Goal ▸ Restate each line word for word. Leave out every picture.

Data for processing ▸
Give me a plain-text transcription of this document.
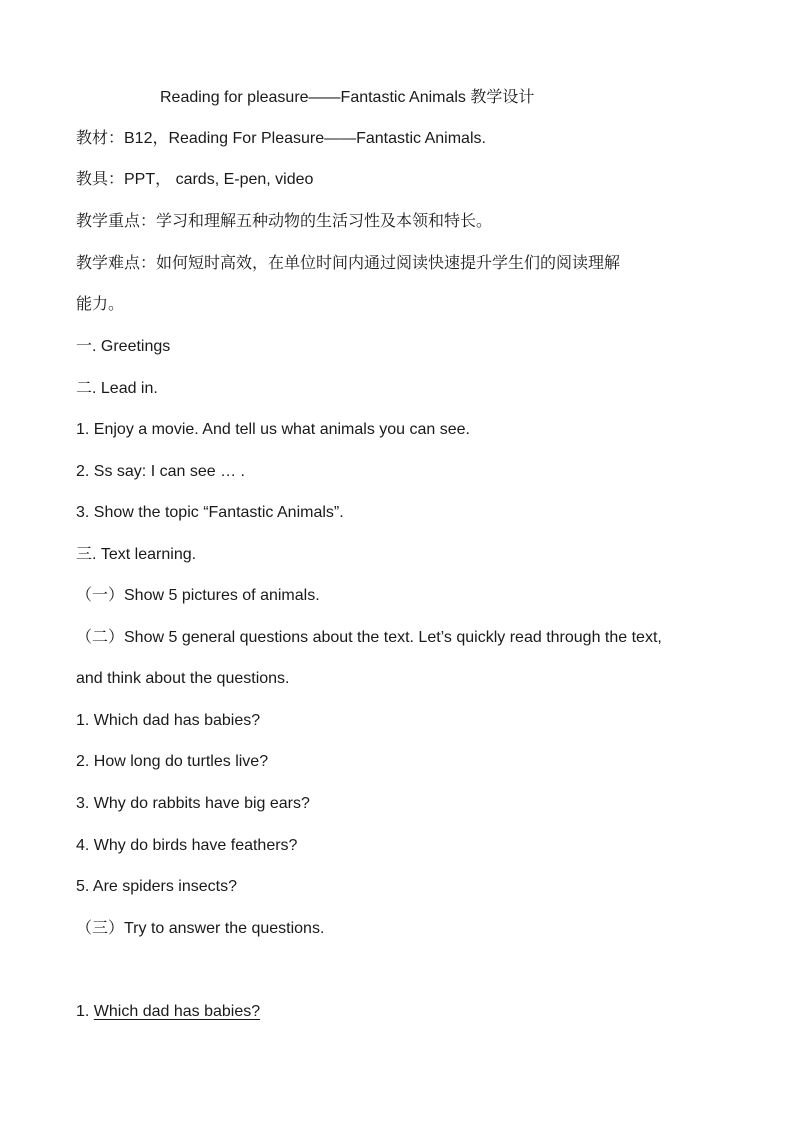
Reading for pleasure——Fantastic Animals 教学设计
教材：B12，Reading For Pleasure——Fantastic Animals.
教具：PPT， cards, E-pen, video
教学重点：学习和理解五种动物的生活习性及本领和特长。
教学难点：如何短时高效，在单位时间内通过阅读快速提升学生们的阅读理解
能力。
一. Greetings
二. Lead in.
1. Enjoy a movie. And tell us what animals you can see.
2. Ss say: I can see … .
3. Show the topic “Fantastic Animals”.
三. Text learning.
（一）Show 5 pictures of animals.
（二）Show 5 general questions about the text. Let’s quickly read through the text,
and think about the questions.
1. Which dad has babies?
2. How long do turtles live?
3. Why do rabbits have big ears?
4. Why do birds have feathers?
5. Are spiders insects?
（三）Try to answer the questions.
1. Which dad has babies?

Full solution ▸
Give me a plain-text transcription of this document.
Reading for pleasure——Fantastic Animals 教学设计
教材：B12，Reading For Pleasure——Fantastic Animals.
教具：PPT， cards, E-pen, video
教学重点：学习和理解五种动物的生活习性及本领和特长。
教学难点：如何短时高效，在单位时间内通过阅读快速提升学生们的阅读理解
能力。
一. Greetings
二. Lead in.
1. Enjoy a movie. And tell us what animals you can see.
2. Ss say: I can see … .
3. Show the topic “Fantastic Animals”.
三. Text learning.
（一）Show 5 pictures of animals.
（二）Show 5 general questions about the text. Let’s quickly read through the text,
and think about the questions.
1. Which dad has babies?
2. How long do turtles live?
3. Why do rabbits have big ears?
4. Why do birds have feathers?
5. Are spiders insects?
（三）Try to answer the questions.
1. Which dad has babies?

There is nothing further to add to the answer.